Exercise brief: Locate each line with the string "filtrering" in the listing below and copy it.

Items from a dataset

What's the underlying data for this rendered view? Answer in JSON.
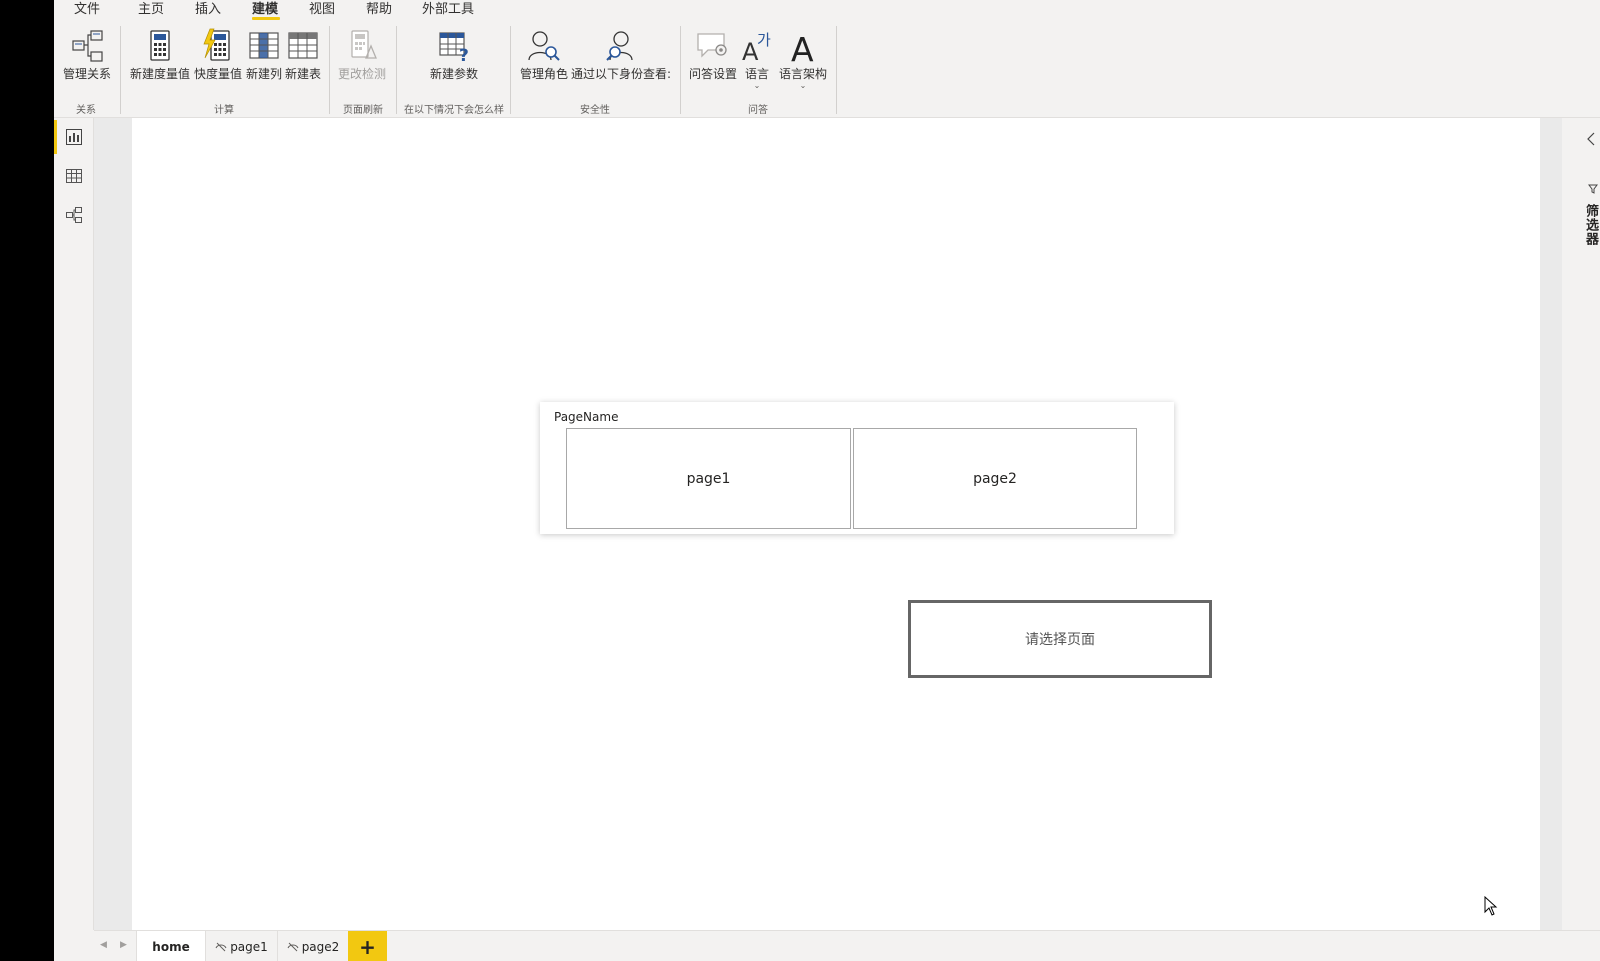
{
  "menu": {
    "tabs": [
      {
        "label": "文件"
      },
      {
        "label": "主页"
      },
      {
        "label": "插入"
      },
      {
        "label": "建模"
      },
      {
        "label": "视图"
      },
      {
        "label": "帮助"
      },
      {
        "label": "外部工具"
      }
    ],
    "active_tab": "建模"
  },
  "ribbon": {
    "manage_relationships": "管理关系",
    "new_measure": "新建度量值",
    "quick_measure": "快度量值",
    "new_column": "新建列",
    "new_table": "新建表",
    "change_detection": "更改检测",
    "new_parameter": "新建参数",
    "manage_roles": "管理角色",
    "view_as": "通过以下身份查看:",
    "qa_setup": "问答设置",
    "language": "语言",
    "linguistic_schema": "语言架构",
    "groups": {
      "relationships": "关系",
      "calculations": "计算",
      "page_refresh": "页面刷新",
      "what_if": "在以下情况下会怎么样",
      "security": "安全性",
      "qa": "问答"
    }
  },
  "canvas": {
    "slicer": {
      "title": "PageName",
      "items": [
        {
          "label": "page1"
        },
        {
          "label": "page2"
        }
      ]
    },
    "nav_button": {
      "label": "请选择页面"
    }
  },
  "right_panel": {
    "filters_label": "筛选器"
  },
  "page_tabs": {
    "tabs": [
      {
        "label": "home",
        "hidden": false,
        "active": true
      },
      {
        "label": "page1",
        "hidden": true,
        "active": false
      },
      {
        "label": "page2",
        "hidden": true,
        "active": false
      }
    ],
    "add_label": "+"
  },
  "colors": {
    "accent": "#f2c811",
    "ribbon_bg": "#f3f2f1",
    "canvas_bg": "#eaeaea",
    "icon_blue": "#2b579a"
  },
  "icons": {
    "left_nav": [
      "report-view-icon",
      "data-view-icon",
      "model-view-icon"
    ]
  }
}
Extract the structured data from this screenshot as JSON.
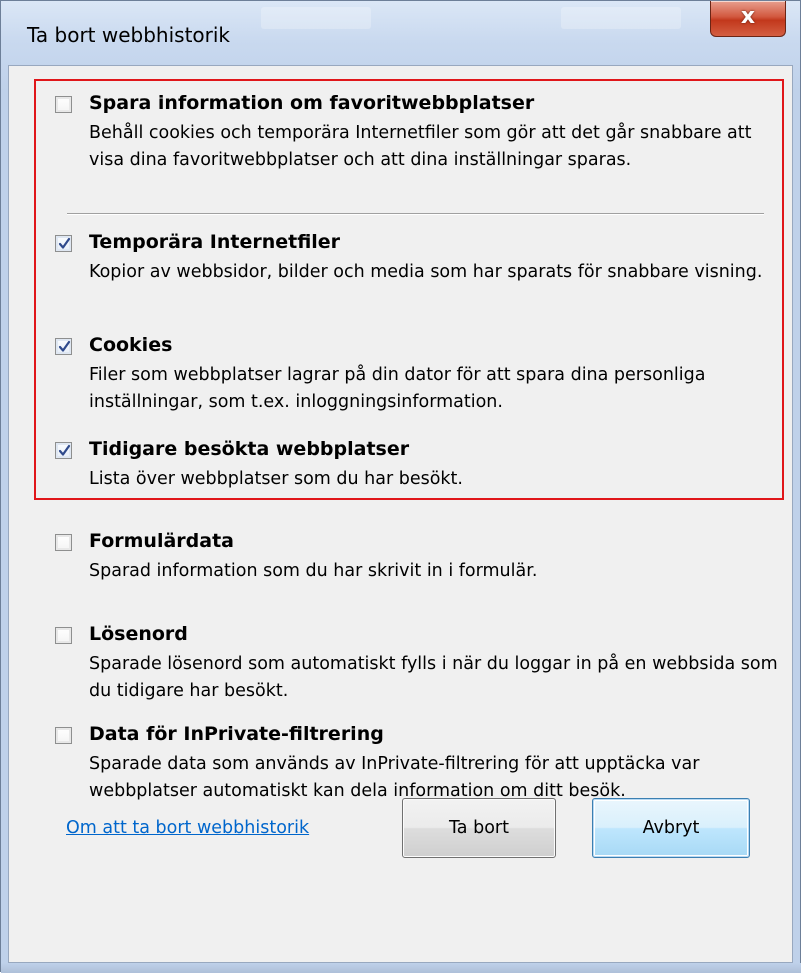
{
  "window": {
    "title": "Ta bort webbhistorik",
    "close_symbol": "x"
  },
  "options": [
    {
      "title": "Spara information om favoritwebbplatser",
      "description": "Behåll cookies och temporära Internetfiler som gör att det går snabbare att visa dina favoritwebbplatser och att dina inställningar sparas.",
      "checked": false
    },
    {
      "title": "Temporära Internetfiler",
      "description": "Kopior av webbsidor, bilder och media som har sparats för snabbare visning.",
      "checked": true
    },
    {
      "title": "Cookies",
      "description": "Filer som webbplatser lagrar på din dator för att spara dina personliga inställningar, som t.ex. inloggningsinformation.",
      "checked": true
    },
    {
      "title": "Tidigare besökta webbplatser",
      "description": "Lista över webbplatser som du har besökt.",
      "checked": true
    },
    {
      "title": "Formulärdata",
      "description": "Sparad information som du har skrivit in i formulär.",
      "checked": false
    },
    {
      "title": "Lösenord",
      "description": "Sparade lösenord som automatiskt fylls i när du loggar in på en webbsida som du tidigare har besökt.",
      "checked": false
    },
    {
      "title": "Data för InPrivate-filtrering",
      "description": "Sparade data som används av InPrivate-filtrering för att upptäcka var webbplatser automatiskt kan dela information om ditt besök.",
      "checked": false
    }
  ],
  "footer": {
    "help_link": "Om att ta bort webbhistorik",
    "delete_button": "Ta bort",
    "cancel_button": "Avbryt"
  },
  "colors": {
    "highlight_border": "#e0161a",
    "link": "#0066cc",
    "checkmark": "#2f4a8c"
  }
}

Answer for this exercise:
      "title": "Data för InPrivate-filtrering",
      "description": "Sparade data som används av InPrivate-filtrering för att upptäcka var webbplatser automatiskt kan dela information om ditt besök.",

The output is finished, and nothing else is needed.